DATA FOR THE TASK:
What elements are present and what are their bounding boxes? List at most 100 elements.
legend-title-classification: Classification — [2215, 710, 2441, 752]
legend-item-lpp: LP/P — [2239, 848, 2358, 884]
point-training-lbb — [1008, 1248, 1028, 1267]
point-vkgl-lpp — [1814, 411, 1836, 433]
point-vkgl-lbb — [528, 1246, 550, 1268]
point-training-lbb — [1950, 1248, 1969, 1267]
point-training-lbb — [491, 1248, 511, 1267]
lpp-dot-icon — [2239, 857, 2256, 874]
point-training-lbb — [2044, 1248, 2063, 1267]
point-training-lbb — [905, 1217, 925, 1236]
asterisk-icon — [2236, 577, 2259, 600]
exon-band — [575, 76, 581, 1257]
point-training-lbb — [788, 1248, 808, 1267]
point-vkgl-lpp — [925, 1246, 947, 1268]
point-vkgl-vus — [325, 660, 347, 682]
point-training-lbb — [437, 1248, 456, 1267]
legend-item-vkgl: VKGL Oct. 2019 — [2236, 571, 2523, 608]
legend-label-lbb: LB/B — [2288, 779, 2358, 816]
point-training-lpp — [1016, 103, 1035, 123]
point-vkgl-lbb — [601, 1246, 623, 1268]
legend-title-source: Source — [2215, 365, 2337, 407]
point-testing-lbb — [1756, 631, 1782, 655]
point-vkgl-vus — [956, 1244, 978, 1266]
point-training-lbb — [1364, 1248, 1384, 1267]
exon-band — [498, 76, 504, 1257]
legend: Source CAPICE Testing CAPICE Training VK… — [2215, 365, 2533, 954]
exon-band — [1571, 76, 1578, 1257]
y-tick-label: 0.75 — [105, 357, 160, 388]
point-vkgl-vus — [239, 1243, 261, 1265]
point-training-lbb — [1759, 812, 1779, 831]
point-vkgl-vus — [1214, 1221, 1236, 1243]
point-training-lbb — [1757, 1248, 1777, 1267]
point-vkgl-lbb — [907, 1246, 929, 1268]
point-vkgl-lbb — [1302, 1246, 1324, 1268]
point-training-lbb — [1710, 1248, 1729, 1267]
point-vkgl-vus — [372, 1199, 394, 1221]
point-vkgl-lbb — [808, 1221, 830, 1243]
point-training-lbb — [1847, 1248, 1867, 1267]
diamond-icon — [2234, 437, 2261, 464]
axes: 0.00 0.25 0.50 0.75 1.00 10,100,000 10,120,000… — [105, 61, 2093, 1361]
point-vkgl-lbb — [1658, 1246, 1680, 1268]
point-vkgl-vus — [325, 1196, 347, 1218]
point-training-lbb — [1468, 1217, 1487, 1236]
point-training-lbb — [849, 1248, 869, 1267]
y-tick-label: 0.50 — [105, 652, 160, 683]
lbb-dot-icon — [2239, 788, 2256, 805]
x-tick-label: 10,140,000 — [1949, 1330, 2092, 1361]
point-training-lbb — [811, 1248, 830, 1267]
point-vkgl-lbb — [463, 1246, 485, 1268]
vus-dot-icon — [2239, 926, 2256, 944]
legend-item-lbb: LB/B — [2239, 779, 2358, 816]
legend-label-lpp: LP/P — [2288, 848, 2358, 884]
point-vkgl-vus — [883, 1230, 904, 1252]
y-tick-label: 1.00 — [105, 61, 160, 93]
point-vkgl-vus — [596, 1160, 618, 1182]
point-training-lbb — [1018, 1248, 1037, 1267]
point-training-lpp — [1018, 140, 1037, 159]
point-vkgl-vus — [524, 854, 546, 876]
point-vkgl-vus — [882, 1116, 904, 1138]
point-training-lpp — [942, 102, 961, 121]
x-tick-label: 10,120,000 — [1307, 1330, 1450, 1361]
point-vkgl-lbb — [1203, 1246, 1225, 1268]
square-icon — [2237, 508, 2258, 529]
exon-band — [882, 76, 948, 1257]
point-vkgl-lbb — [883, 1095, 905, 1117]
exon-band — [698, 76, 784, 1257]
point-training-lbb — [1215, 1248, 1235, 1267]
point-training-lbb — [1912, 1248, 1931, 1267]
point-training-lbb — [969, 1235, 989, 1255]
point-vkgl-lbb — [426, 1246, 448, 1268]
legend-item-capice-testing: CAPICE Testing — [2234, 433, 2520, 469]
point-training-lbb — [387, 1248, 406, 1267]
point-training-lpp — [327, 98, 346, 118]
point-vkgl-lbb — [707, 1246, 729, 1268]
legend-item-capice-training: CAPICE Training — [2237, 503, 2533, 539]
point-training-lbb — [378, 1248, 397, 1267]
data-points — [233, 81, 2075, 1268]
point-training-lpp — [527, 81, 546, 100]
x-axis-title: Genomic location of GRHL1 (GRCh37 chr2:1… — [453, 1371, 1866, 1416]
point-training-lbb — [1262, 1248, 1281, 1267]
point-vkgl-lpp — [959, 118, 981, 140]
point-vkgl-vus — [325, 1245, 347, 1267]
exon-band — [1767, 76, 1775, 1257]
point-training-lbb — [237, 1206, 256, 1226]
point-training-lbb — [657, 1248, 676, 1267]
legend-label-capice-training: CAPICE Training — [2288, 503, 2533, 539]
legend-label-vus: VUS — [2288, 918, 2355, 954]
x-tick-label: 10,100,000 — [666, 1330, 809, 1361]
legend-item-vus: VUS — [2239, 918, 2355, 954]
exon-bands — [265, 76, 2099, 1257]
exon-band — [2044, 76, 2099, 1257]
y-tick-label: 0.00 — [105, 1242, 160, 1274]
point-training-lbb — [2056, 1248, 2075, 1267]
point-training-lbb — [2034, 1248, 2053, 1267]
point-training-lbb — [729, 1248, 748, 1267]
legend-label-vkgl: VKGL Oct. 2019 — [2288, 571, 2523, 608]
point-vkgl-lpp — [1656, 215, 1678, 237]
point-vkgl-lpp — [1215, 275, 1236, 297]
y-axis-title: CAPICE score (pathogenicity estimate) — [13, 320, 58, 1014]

WHAT THE EXERCISE ASKS: Filter the data for the string "axis" and copy every line that has it.

FINISHED TASK:
x-axis-title: Genomic location of GRHL1 (GRCh37 chr2:1… — [453, 1371, 1866, 1416]
y-axis-title: CAPICE score (pathogenicity estimate) — [13, 320, 58, 1014]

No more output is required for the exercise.